- Requirement: Report every line below that holds the word "Hoof".

************

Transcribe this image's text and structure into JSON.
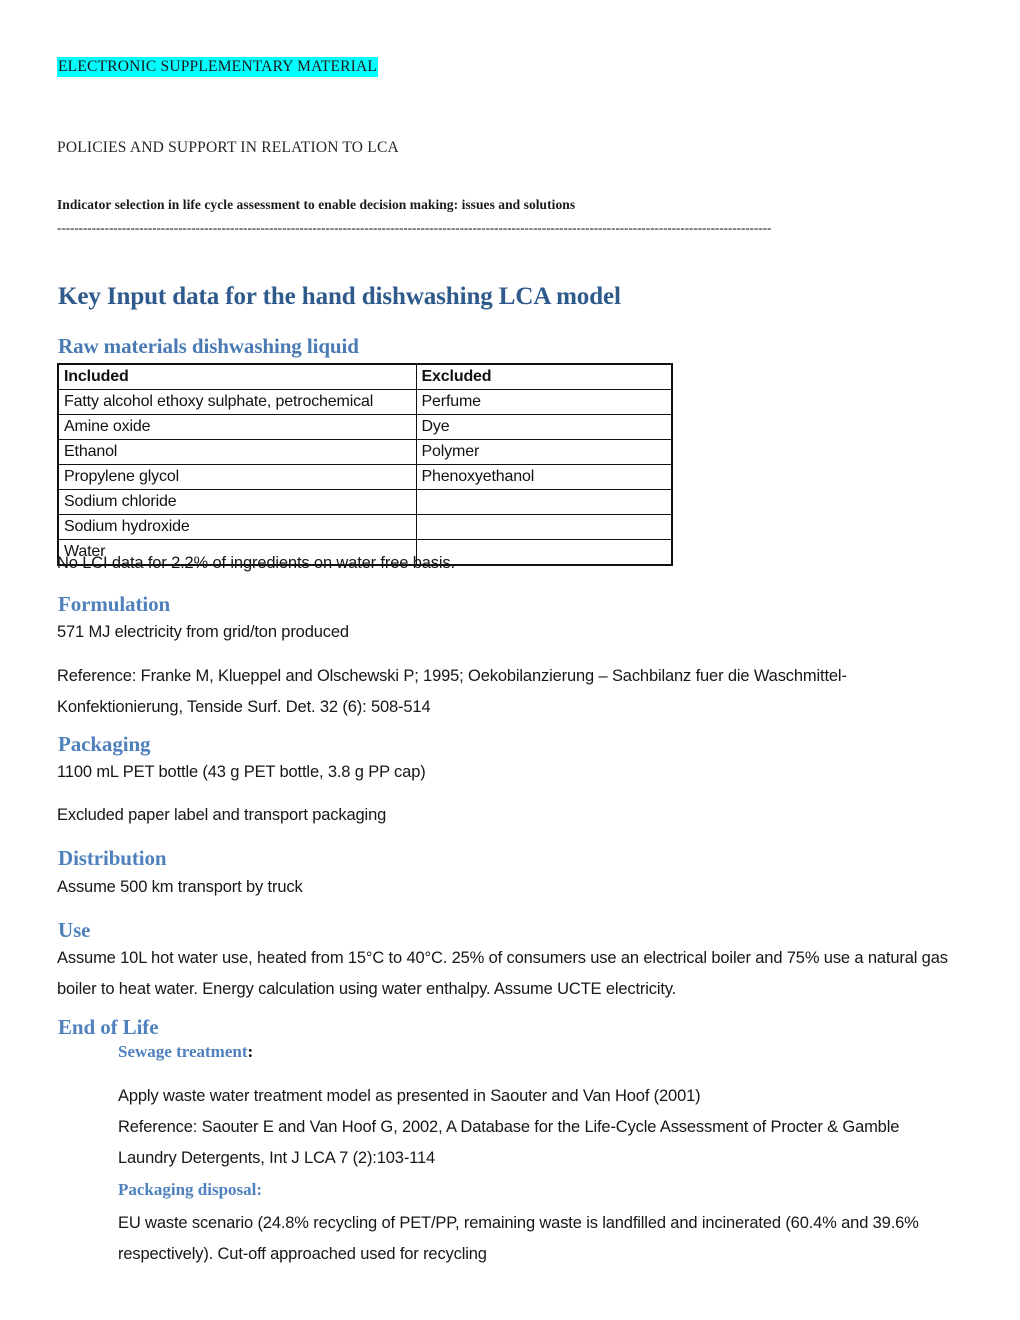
{
  "running_head": {
    "esm_label": "ELECTRONIC SUPPLEMENTARY MATERIAL",
    "section_label": "POLICIES AND SUPPORT IN RELATION TO LCA",
    "article_title": "Indicator selection in life cycle assessment to enable decision making: issues and solutions",
    "rule": "---------------------------------------------------------------------------------------------------------------------------------------------------------------------"
  },
  "document": {
    "title": "Key Input data for the hand dishwashing LCA model"
  },
  "raw_materials": {
    "heading": "Raw materials dishwashing liquid",
    "table": {
      "headers": [
        "Included",
        "Excluded"
      ],
      "rows": [
        [
          "Fatty alcohol ethoxy sulphate, petrochemical",
          "Perfume"
        ],
        [
          "Amine oxide",
          "Dye"
        ],
        [
          "Ethanol",
          "Polymer"
        ],
        [
          "Propylene glycol",
          "Phenoxyethanol"
        ],
        [
          "Sodium chloride",
          ""
        ],
        [
          "Sodium hydroxide",
          ""
        ],
        [
          "Water",
          ""
        ]
      ]
    },
    "note": "No LCI data for 2.2% of ingredients on water free basis."
  },
  "formulation": {
    "heading": "Formulation",
    "electricity": "571 MJ electricity from grid/ton produced",
    "reference": "Reference: Franke M, Klueppel and Olschewski P; 1995; Oekobilanzierung – Sachbilanz fuer die Waschmittel-Konfektionierung, Tenside Surf. Det. 32 (6): 508-514"
  },
  "packaging": {
    "heading": "Packaging",
    "bottle": "1100 mL PET bottle (43 g PET bottle, 3.8 g PP cap)",
    "excluded": "Excluded paper label and transport packaging"
  },
  "distribution": {
    "heading": "Distribution",
    "transport": "Assume 500 km transport by truck"
  },
  "use": {
    "heading": "Use",
    "description": "Assume 10L hot water use, heated from 15°C to 40°C. 25% of consumers use an electrical boiler and 75% use a natural gas boiler to heat water. Energy calculation using water enthalpy. Assume UCTE electricity."
  },
  "end_of_life": {
    "heading": "End of Life",
    "sewage": {
      "label": "Sewage treatment",
      "colon": ":",
      "model": "Apply waste water treatment model as presented in Saouter and Van Hoof (2001)",
      "reference": "Reference: Saouter E and Van Hoof G, 2002, A Database for the Life-Cycle Assessment of Procter & Gamble Laundry Detergents, Int J LCA 7 (2):103-114"
    },
    "packaging_disposal": {
      "label": "Packaging disposal:",
      "text": "EU waste scenario (24.8% recycling of PET/PP, remaining waste is landfilled and incinerated (60.4% and 39.6% respectively). Cut-off approached used for recycling"
    }
  },
  "colors": {
    "highlight": "#00ffff",
    "title_blue": "#2e5a8c",
    "subheading_blue": "#4a7ab3",
    "section_blue": "#4f81bd",
    "body_text": "#171717"
  }
}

************

- Exercise output:
      "model": "Apply waste water treatment model as presented in Saouter and Van Hoof (2001)",
      "reference": "Reference: Saouter E and Van Hoof G, 2002, A Database for the Life-Cycle Assessment of Procter & Gamble Laundry Detergents, Int J LCA 7 (2):103-114"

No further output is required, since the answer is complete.